*What the task requires:* Each line that holds the word "ISRs" is to be identified and copied.

*Records for processing:*
•••

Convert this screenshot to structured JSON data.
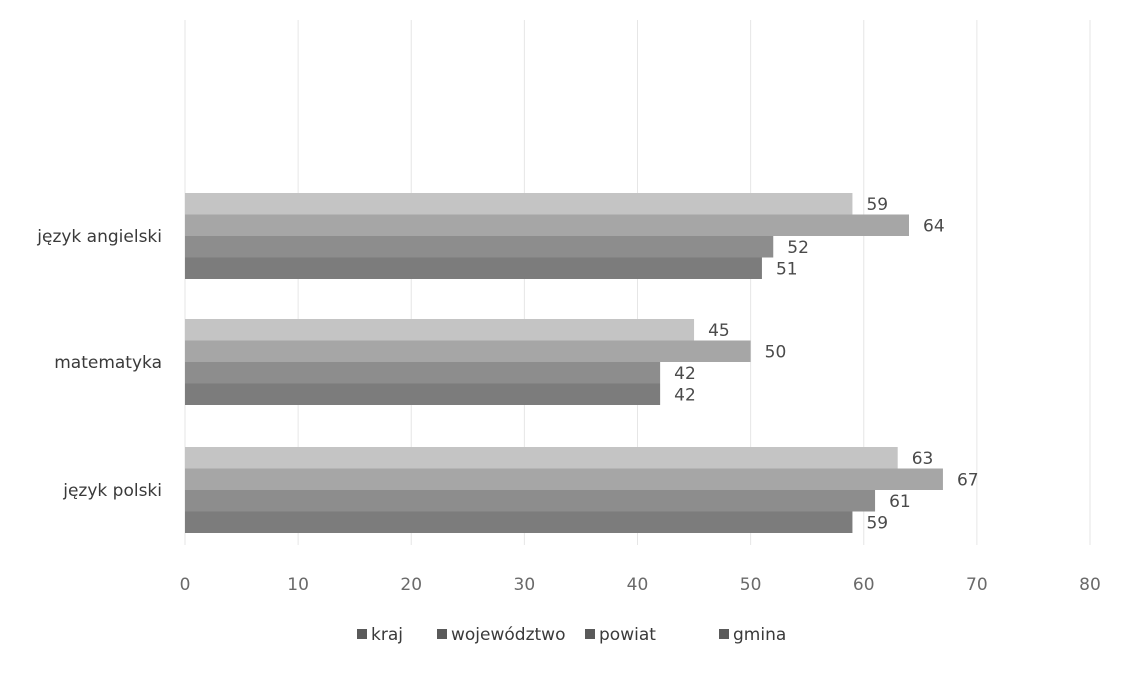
{
  "chart_data": {
    "type": "bar",
    "orientation": "horizontal",
    "categories": [
      "język polski",
      "matematyka",
      "język angielski"
    ],
    "series": [
      {
        "name": "kraj",
        "values": [
          63,
          45,
          59
        ],
        "color": "#c4c4c4"
      },
      {
        "name": "województwo",
        "values": [
          67,
          50,
          64
        ],
        "color": "#a6a6a6"
      },
      {
        "name": "powiat",
        "values": [
          61,
          42,
          52
        ],
        "color": "#8d8d8d"
      },
      {
        "name": "gmina",
        "values": [
          59,
          42,
          51
        ],
        "color": "#7c7c7c"
      }
    ],
    "xlim": [
      0,
      80
    ],
    "xticks": [
      "0",
      "10",
      "20",
      "30",
      "40",
      "50",
      "60",
      "70",
      "80"
    ],
    "title": "",
    "xlabel": "",
    "ylabel": "",
    "grid": "vertical",
    "legend_position": "bottom",
    "data_labels": true
  }
}
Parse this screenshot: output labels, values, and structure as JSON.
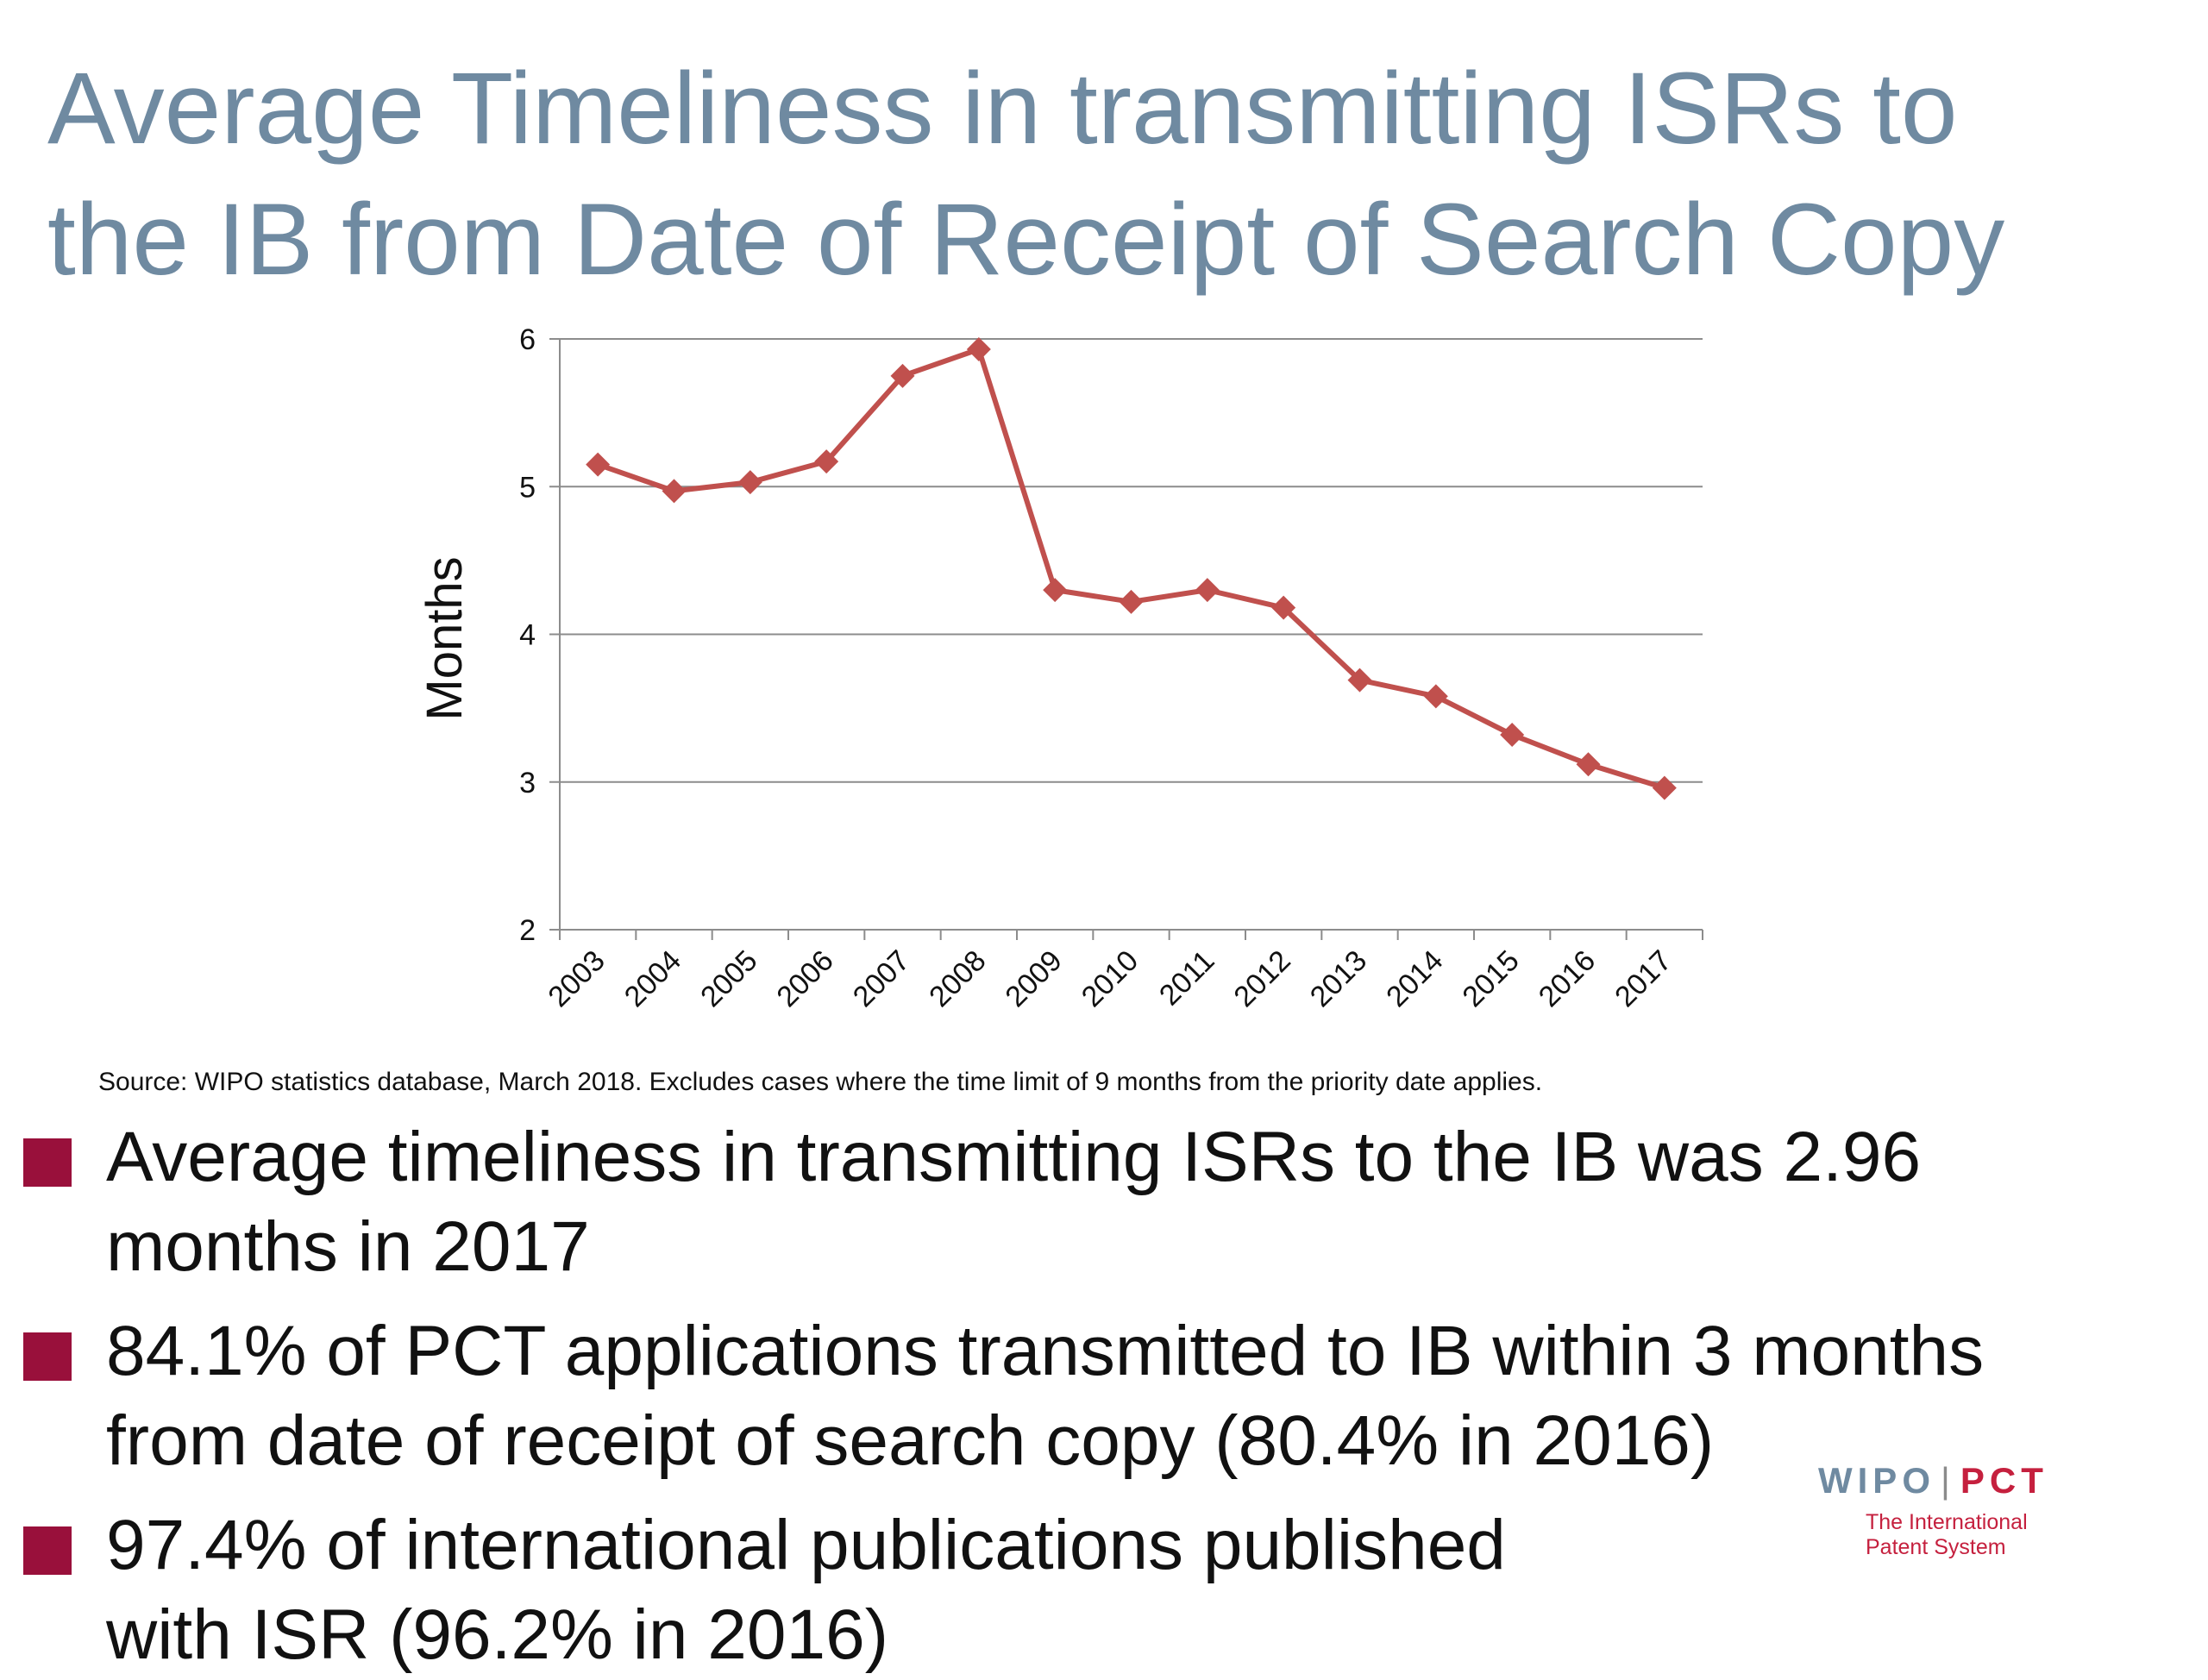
{
  "title": {
    "line1": "Average Timeliness in transmitting ISRs to",
    "line2": "the IB from Date of Receipt of Search Copy"
  },
  "chart_data": {
    "type": "line",
    "ylabel": "Months",
    "xlabel": "",
    "categories": [
      "2003",
      "2004",
      "2005",
      "2006",
      "2007",
      "2008",
      "2009",
      "2010",
      "2011",
      "2012",
      "2013",
      "2014",
      "2015",
      "2016",
      "2017"
    ],
    "series": [
      {
        "values": [
          5.15,
          4.97,
          5.03,
          5.17,
          5.75,
          5.93,
          4.3,
          4.22,
          4.3,
          4.18,
          3.69,
          3.58,
          3.32,
          3.12,
          2.96
        ]
      }
    ],
    "ylim": [
      2,
      6
    ],
    "yticks": [
      "2",
      "3",
      "4",
      "5",
      "6"
    ],
    "grid": true,
    "legend": "none",
    "colors": {
      "line": "#c0504d",
      "grid": "#8c8c8c",
      "axis": "#8c8c8c"
    }
  },
  "source_note": "Source: WIPO statistics database, March 2018.  Excludes cases where the time limit of 9 months from the priority date applies.",
  "bullets": [
    {
      "lines": [
        "Average timeliness in transmitting ISRs to the IB was 2.96",
        "months in 2017"
      ]
    },
    {
      "lines": [
        "84.1% of PCT applications transmitted to IB within 3 months",
        "from date of receipt of search copy (80.4% in 2016)"
      ]
    },
    {
      "lines": [
        "97.4% of international publications published",
        "with ISR (96.2% in 2016)"
      ]
    }
  ],
  "logo": {
    "wipo": "WIPO",
    "separator": "|",
    "pct": "PCT",
    "sub_line1": "The International",
    "sub_line2": "Patent System"
  },
  "colors": {
    "title": "#6f8aa1",
    "bullet_mark": "#99103b",
    "logo_blue": "#6f8aa1",
    "logo_red": "#c5203e"
  }
}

•••

*Finished task:*
    "line1": "Average Timeliness in transmitting ISRs to",
        "Average timeliness in transmitting ISRs to the IB was 2.96",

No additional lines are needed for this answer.